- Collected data
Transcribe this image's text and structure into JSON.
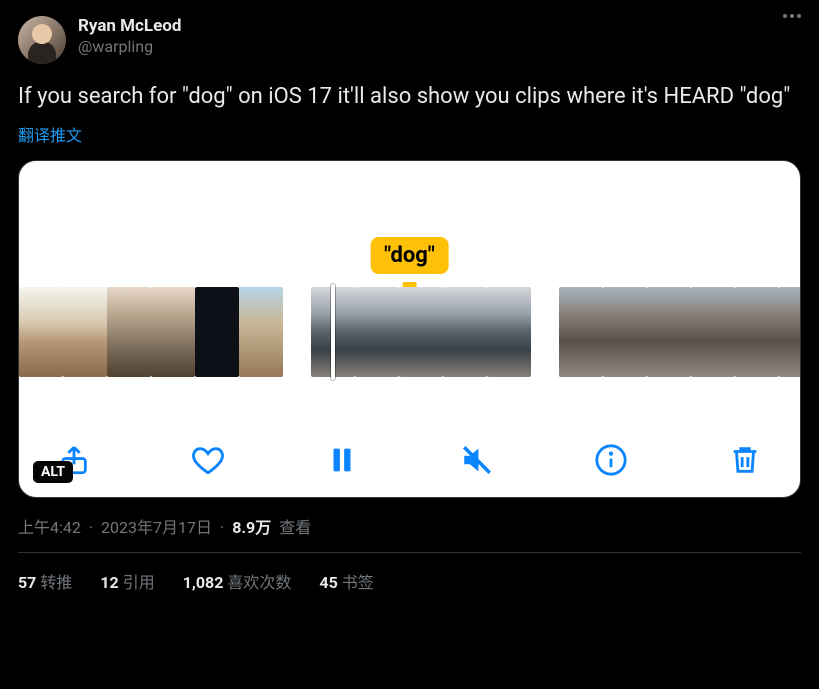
{
  "author": {
    "display_name": "Ryan McLeod",
    "username": "@warpling"
  },
  "tweet_text": "If you search for \"dog\" on iOS 17 it'll also show you clips where it's HEARD \"dog\"",
  "translate_label": "翻译推文",
  "media": {
    "tooltip_text": "\"dog\"",
    "alt_badge": "ALT"
  },
  "meta": {
    "time": "上午4:42",
    "date": "2023年7月17日",
    "views_number": "8.9万",
    "views_label": "查看"
  },
  "stats": {
    "retweets_num": "57",
    "retweets_label": "转推",
    "quotes_num": "12",
    "quotes_label": "引用",
    "likes_num": "1,082",
    "likes_label": "喜欢次数",
    "bookmarks_num": "45",
    "bookmarks_label": "书签"
  }
}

- Stated task
Are you able to set down all the lines above exactly, without any pictures?

- The response
Transcribe this image's text and structure into JSON.
{
  "author": {
    "display_name": "Ryan McLeod",
    "username": "@warpling"
  },
  "tweet_text": "If you search for \"dog\" on iOS 17 it'll also show you clips where it's HEARD \"dog\"",
  "translate_label": "翻译推文",
  "media": {
    "tooltip_text": "\"dog\"",
    "alt_badge": "ALT"
  },
  "meta": {
    "time": "上午4:42",
    "date": "2023年7月17日",
    "views_number": "8.9万",
    "views_label": "查看"
  },
  "stats": {
    "retweets_num": "57",
    "retweets_label": "转推",
    "quotes_num": "12",
    "quotes_label": "引用",
    "likes_num": "1,082",
    "likes_label": "喜欢次数",
    "bookmarks_num": "45",
    "bookmarks_label": "书签"
  }
}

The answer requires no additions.